──────── INPUT FOR THIS TASK ────────

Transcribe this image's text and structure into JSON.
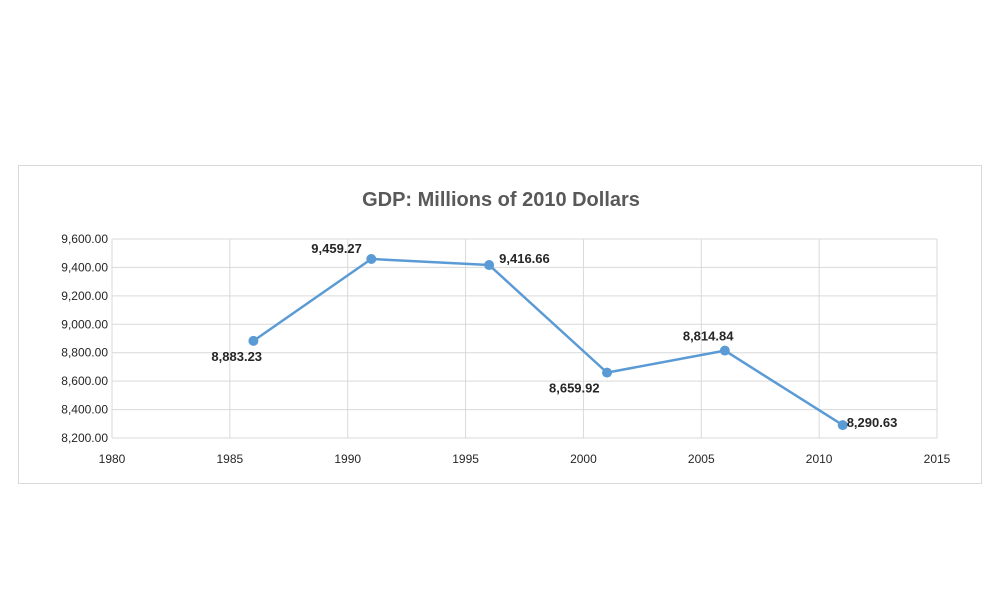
{
  "chart_data": {
    "type": "scatter",
    "title": "GDP: Millions of 2010 Dollars",
    "xlabel": "",
    "ylabel": "",
    "xlim": [
      1980,
      2015
    ],
    "ylim": [
      8200,
      9600
    ],
    "x_ticks": [
      "1980",
      "1985",
      "1990",
      "1995",
      "2000",
      "2005",
      "2010",
      "2015"
    ],
    "y_ticks": [
      "9,600.00",
      "9,400.00",
      "9,200.00",
      "9,000.00",
      "8,800.00",
      "8,600.00",
      "8,400.00",
      "8,200.00"
    ],
    "grid": true,
    "legend": "none",
    "series_color": "#5b9bd5",
    "series": [
      {
        "x": [
          1986,
          1991,
          1996,
          2001,
          2006,
          2011
        ],
        "y": [
          8883.23,
          9459.27,
          9416.66,
          8659.92,
          8814.84,
          8290.63
        ],
        "labels": [
          "8,883.23",
          "9,459.27",
          "9,416.66",
          "8,659.92",
          "8,814.84",
          "8,290.63"
        ]
      }
    ]
  }
}
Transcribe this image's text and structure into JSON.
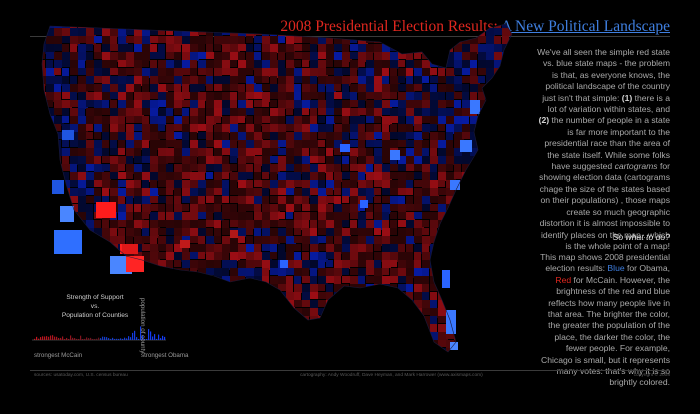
{
  "title": {
    "red_part": "2008 Presidential Election Results",
    "separator": ":",
    "blue_part": "A New Political Landscape"
  },
  "intro": {
    "before_1": "We've all seen  the simple red state vs. blue state maps - the problem is that, as everyone knows, the political landscape of the country just isn't that simple: ",
    "marker_1": "(1)",
    "between": " there is a lot of variation within states, and ",
    "marker_2": "(2)",
    "after_2_a": " the number of people in a state is far more important to the presidential race than the area of the state itself. While some folks have suggested ",
    "cartograms": "cartograms",
    "after_2_b": " for showing  election data (cartograms chage the size of the states based on their populations) , those maps  create so much geographic distortion it is almost impossible to identify places on the map...which is the whole point of a map!"
  },
  "question": "So what to do?",
  "explain": {
    "a": "This  map shows 2008 presidential election results: ",
    "blue_word": "Blue",
    "b": " for Obama, ",
    "red_word": "Red",
    "c": " for McCain.  However, the brightness of the red and blue reflects how many people live in  that area.  The brighter the color, the greater the population of the place, the darker the color, the fewer people. For example, Chicago is small, but it represents many votes: that's why it is so brightly colored."
  },
  "legend": {
    "title_line1": "Strength of Support",
    "title_line2": "vs.",
    "title_line3": "Population of Counties",
    "left_label": "strongest McCain",
    "right_label": "strongest Obama",
    "axis_label": "population of county"
  },
  "footer": {
    "sources": "sources: usatoday.com, U.S. census bureau",
    "cartography": "cartography:  Andy Woodruff, Dave Heyman, and Mark Harrower (www.axismaps.com)",
    "copyright": "copyright © 2008"
  },
  "colors": {
    "background": "#000000",
    "obama_blue": "#3f7fe0",
    "mccain_red": "#e0271f",
    "text_gray": "#a9a9a9"
  }
}
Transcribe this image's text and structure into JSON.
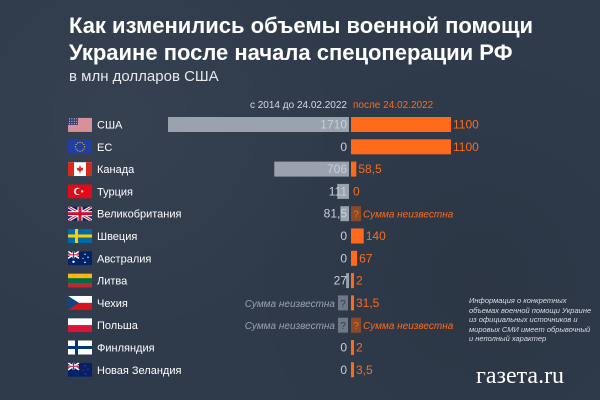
{
  "chart_data": {
    "type": "bar",
    "title": "Как изменились объемы военной помощи Украине после начала спецоперации РФ",
    "subtitle": "в млн долларов США",
    "legend": [
      "с 2014 до 24.02.2022",
      "после 24.02.2022"
    ],
    "categories": [
      "США",
      "ЕС",
      "Канада",
      "Турция",
      "Великобритания",
      "Швеция",
      "Австралия",
      "Литва",
      "Чехия",
      "Польша",
      "Финляндия",
      "Новая Зеландия"
    ],
    "flags": [
      "us-flag-icon",
      "eu-flag-icon",
      "canada-flag-icon",
      "turkey-flag-icon",
      "uk-flag-icon",
      "sweden-flag-icon",
      "australia-flag-icon",
      "lithuania-flag-icon",
      "czech-flag-icon",
      "poland-flag-icon",
      "finland-flag-icon",
      "new-zealand-flag-icon"
    ],
    "series": [
      {
        "name": "с 2014 до 24.02.2022",
        "color": "#9aa3ad",
        "values": [
          1710,
          0,
          706,
          111,
          81.5,
          0,
          0,
          27,
          null,
          null,
          0,
          0
        ],
        "labels": [
          "1710",
          "0",
          "706",
          "111",
          "81,5",
          "0",
          "0",
          "27",
          "Сумма неизвестна",
          "Сумма неизвестна",
          "0",
          "0"
        ]
      },
      {
        "name": "после 24.02.2022",
        "color": "#ff6a1a",
        "values": [
          1100,
          1100,
          58.5,
          0,
          null,
          140,
          67,
          2,
          31.5,
          null,
          2,
          3.5
        ],
        "labels": [
          "1100",
          "1100",
          "58,5",
          "0",
          "Сумма неизвестна",
          "140",
          "67",
          "2",
          "31,5",
          "Сумма неизвестна",
          "2",
          "3,5"
        ]
      }
    ],
    "unknown_marker": "?",
    "note": "Информация о конкретных объемах военной помощи Украине из официальных источников и мировых СМИ имеет обрывочный и неполный характер",
    "brand": "газета.ru"
  }
}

────────

> _WHAT THE EXERCISE ASKS_:
Copy out each line of the records where the string "после" appears.

> _TASK RESULT_:
    "title": "Как изменились объемы военной помощи Украине после начала спецоперации РФ",
      "после 24.02.2022"
        "name": "после 24.02.2022",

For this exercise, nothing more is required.